- [Entries from a dataset]:

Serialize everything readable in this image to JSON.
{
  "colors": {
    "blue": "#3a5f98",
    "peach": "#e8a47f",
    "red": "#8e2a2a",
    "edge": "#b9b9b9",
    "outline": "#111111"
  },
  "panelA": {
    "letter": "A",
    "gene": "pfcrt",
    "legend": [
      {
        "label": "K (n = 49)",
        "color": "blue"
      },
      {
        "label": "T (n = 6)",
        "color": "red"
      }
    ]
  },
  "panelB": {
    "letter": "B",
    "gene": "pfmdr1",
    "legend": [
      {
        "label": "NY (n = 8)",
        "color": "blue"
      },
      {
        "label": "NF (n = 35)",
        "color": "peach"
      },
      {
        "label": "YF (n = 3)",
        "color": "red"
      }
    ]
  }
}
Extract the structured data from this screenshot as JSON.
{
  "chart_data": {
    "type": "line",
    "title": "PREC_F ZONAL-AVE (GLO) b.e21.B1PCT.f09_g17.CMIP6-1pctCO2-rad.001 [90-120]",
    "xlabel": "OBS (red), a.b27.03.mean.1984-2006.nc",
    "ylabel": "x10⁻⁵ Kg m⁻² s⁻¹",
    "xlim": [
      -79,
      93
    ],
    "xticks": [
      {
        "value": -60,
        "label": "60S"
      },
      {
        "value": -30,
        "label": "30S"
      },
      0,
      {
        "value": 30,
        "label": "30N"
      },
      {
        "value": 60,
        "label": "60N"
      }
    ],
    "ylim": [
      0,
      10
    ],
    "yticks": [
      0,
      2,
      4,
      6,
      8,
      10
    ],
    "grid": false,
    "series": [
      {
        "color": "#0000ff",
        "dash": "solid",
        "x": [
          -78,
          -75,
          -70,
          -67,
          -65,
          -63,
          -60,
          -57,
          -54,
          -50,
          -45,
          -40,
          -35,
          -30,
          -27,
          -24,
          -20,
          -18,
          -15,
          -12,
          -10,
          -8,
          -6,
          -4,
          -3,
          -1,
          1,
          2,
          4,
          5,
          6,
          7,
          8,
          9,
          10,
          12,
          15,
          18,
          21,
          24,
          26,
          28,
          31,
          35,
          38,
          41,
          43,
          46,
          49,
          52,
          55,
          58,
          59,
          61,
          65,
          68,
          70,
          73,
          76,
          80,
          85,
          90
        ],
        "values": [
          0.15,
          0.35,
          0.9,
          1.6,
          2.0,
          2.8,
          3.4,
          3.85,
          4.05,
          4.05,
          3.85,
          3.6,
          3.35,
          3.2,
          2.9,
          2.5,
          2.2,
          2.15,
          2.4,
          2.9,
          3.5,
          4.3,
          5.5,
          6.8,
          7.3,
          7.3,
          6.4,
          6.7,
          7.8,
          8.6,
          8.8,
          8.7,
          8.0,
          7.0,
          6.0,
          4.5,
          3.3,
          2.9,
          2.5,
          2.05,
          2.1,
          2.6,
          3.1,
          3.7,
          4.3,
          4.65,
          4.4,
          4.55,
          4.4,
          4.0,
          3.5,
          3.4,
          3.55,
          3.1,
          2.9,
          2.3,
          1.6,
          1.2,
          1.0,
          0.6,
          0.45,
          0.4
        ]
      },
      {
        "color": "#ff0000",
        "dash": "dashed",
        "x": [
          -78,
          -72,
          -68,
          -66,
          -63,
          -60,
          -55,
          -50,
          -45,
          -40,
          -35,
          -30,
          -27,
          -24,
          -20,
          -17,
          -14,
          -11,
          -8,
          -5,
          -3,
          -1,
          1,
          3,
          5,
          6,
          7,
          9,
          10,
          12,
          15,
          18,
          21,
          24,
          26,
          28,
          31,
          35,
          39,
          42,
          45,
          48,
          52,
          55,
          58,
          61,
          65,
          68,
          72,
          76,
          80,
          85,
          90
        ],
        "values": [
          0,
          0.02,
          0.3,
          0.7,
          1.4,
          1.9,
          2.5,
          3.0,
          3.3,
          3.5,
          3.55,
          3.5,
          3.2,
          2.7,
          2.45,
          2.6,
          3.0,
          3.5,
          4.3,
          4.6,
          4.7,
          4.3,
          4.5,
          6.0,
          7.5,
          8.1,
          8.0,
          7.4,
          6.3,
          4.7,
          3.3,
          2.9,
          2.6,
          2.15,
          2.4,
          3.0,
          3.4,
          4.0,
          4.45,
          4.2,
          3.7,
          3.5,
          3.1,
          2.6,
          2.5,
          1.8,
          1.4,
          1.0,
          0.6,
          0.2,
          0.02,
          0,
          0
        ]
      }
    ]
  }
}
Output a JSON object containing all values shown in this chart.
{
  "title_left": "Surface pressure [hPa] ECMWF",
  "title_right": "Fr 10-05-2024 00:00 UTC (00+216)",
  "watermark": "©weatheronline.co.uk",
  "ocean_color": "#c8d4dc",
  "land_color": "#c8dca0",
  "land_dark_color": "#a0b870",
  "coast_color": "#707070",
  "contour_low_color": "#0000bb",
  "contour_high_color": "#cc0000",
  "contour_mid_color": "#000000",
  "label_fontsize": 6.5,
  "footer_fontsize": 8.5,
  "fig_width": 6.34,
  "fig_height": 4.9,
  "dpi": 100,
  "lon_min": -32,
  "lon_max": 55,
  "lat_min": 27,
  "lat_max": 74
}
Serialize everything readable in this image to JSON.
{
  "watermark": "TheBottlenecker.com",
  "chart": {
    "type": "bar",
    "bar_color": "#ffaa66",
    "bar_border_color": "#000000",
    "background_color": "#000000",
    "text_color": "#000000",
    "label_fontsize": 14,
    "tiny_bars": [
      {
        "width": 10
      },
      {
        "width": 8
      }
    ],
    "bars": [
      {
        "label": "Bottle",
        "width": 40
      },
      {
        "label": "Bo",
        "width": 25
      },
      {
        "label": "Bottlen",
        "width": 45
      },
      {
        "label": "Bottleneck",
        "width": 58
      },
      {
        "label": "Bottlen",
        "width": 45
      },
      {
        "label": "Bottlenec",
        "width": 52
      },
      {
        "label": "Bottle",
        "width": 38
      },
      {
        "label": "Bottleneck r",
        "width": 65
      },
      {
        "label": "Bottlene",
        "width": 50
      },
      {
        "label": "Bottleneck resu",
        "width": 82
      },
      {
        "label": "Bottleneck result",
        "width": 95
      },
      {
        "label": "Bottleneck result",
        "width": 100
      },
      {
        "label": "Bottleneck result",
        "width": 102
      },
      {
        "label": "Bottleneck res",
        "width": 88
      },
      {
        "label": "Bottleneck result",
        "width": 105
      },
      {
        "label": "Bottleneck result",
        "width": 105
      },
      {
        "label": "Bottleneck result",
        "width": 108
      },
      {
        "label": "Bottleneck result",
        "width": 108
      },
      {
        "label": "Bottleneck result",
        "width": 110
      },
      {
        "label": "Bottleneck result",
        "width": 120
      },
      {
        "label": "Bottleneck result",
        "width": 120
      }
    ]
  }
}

- [Directive]:
Repeat each record exactly, leaving nothing out.

- [Response for this exercise]:
Serialize everything readable in this image to JSON.
{
  "colors": {
    "blue": "#3a5f98",
    "peach": "#e8a47f",
    "red": "#8e2a2a",
    "edge": "#b9b9b9",
    "outline": "#111111"
  },
  "panelA": {
    "letter": "A",
    "gene": "pfcrt",
    "legend": [
      {
        "label": "K (n = 49)",
        "color": "blue"
      },
      {
        "label": "T (n = 6)",
        "color": "red"
      }
    ]
  },
  "panelB": {
    "letter": "B",
    "gene": "pfmdr1",
    "legend": [
      {
        "label": "NY (n = 8)",
        "color": "blue"
      },
      {
        "label": "NF (n = 35)",
        "color": "peach"
      },
      {
        "label": "YF (n = 3)",
        "color": "red"
      }
    ]
  }
}
Extract the structured data from this screenshot as JSON.
{
  "chart_data": {
    "type": "line",
    "title": "PREC_F ZONAL-AVE (GLO) b.e21.B1PCT.f09_g17.CMIP6-1pctCO2-rad.001 [90-120]",
    "xlabel": "OBS (red), a.b27.03.mean.1984-2006.nc",
    "ylabel": "x10⁻⁵ Kg m⁻² s⁻¹",
    "xlim": [
      -79,
      93
    ],
    "xticks": [
      {
        "value": -60,
        "label": "60S"
      },
      {
        "value": -30,
        "label": "30S"
      },
      0,
      {
        "value": 30,
        "label": "30N"
      },
      {
        "value": 60,
        "label": "60N"
      }
    ],
    "ylim": [
      0,
      10
    ],
    "yticks": [
      0,
      2,
      4,
      6,
      8,
      10
    ],
    "grid": false,
    "series": [
      {
        "color": "#0000ff",
        "dash": "solid",
        "x": [
          -78,
          -75,
          -70,
          -67,
          -65,
          -63,
          -60,
          -57,
          -54,
          -50,
          -45,
          -40,
          -35,
          -30,
          -27,
          -24,
          -20,
          -18,
          -15,
          -12,
          -10,
          -8,
          -6,
          -4,
          -3,
          -1,
          1,
          2,
          4,
          5,
          6,
          7,
          8,
          9,
          10,
          12,
          15,
          18,
          21,
          24,
          26,
          28,
          31,
          35,
          38,
          41,
          43,
          46,
          49,
          52,
          55,
          58,
          59,
          61,
          65,
          68,
          70,
          73,
          76,
          80,
          85,
          90
        ],
        "values": [
          0.15,
          0.35,
          0.9,
          1.6,
          2.0,
          2.8,
          3.4,
          3.85,
          4.05,
          4.05,
          3.85,
          3.6,
          3.35,
          3.2,
          2.9,
          2.5,
          2.2,
          2.15,
          2.4,
          2.9,
          3.5,
          4.3,
          5.5,
          6.8,
          7.3,
          7.3,
          6.4,
          6.7,
          7.8,
          8.6,
          8.8,
          8.7,
          8.0,
          7.0,
          6.0,
          4.5,
          3.3,
          2.9,
          2.5,
          2.05,
          2.1,
          2.6,
          3.1,
          3.7,
          4.3,
          4.65,
          4.4,
          4.55,
          4.4,
          4.0,
          3.5,
          3.4,
          3.55,
          3.1,
          2.9,
          2.3,
          1.6,
          1.2,
          1.0,
          0.6,
          0.45,
          0.4
        ]
      },
      {
        "color": "#ff0000",
        "dash": "dashed",
        "x": [
          -78,
          -72,
          -68,
          -66,
          -63,
          -60,
          -55,
          -50,
          -45,
          -40,
          -35,
          -30,
          -27,
          -24,
          -20,
          -17,
          -14,
          -11,
          -8,
          -5,
          -3,
          -1,
          1,
          3,
          5,
          6,
          7,
          9,
          10,
          12,
          15,
          18,
          21,
          24,
          26,
          28,
          31,
          35,
          39,
          42,
          45,
          48,
          52,
          55,
          58,
          61,
          65,
          68,
          72,
          76,
          80,
          85,
          90
        ],
        "values": [
          0,
          0.02,
          0.3,
          0.7,
          1.4,
          1.9,
          2.5,
          3.0,
          3.3,
          3.5,
          3.55,
          3.5,
          3.2,
          2.7,
          2.45,
          2.6,
          3.0,
          3.5,
          4.3,
          4.6,
          4.7,
          4.3,
          4.5,
          6.0,
          7.5,
          8.1,
          8.0,
          7.4,
          6.3,
          4.7,
          3.3,
          2.9,
          2.6,
          2.15,
          2.4,
          3.0,
          3.4,
          4.0,
          4.45,
          4.2,
          3.7,
          3.5,
          3.1,
          2.6,
          2.5,
          1.8,
          1.4,
          1.0,
          0.6,
          0.2,
          0.02,
          0,
          0
        ]
      }
    ]
  }
}
Output a JSON object containing all values shown in this chart.
{
  "title_left": "Surface pressure [hPa] ECMWF",
  "title_right": "Fr 10-05-2024 00:00 UTC (00+216)",
  "watermark": "©weatheronline.co.uk",
  "ocean_color": "#c8d4dc",
  "land_color": "#c8dca0",
  "land_dark_color": "#a0b870",
  "coast_color": "#707070",
  "contour_low_color": "#0000bb",
  "contour_high_color": "#cc0000",
  "contour_mid_color": "#000000",
  "label_fontsize": 6.5,
  "footer_fontsize": 8.5,
  "fig_width": 6.34,
  "fig_height": 4.9,
  "dpi": 100,
  "lon_min": -32,
  "lon_max": 55,
  "lat_min": 27,
  "lat_max": 74
}
Serialize everything readable in this image to JSON.
{
  "watermark": "TheBottlenecker.com",
  "chart": {
    "type": "bar",
    "bar_color": "#ffaa66",
    "bar_border_color": "#000000",
    "background_color": "#000000",
    "text_color": "#000000",
    "label_fontsize": 14,
    "tiny_bars": [
      {
        "width": 10
      },
      {
        "width": 8
      }
    ],
    "bars": [
      {
        "label": "Bottle",
        "width": 40
      },
      {
        "label": "Bo",
        "width": 25
      },
      {
        "label": "Bottlen",
        "width": 45
      },
      {
        "label": "Bottleneck",
        "width": 58
      },
      {
        "label": "Bottlen",
        "width": 45
      },
      {
        "label": "Bottlenec",
        "width": 52
      },
      {
        "label": "Bottle",
        "width": 38
      },
      {
        "label": "Bottleneck r",
        "width": 65
      },
      {
        "label": "Bottlene",
        "width": 50
      },
      {
        "label": "Bottleneck resu",
        "width": 82
      },
      {
        "label": "Bottleneck result",
        "width": 95
      },
      {
        "label": "Bottleneck result",
        "width": 100
      },
      {
        "label": "Bottleneck result",
        "width": 102
      },
      {
        "label": "Bottleneck res",
        "width": 88
      },
      {
        "label": "Bottleneck result",
        "width": 105
      },
      {
        "label": "Bottleneck result",
        "width": 105
      },
      {
        "label": "Bottleneck result",
        "width": 108
      },
      {
        "label": "Bottleneck result",
        "width": 108
      },
      {
        "label": "Bottleneck result",
        "width": 110
      },
      {
        "label": "Bottleneck result",
        "width": 120
      },
      {
        "label": "Bottleneck result",
        "width": 120
      }
    ]
  }
}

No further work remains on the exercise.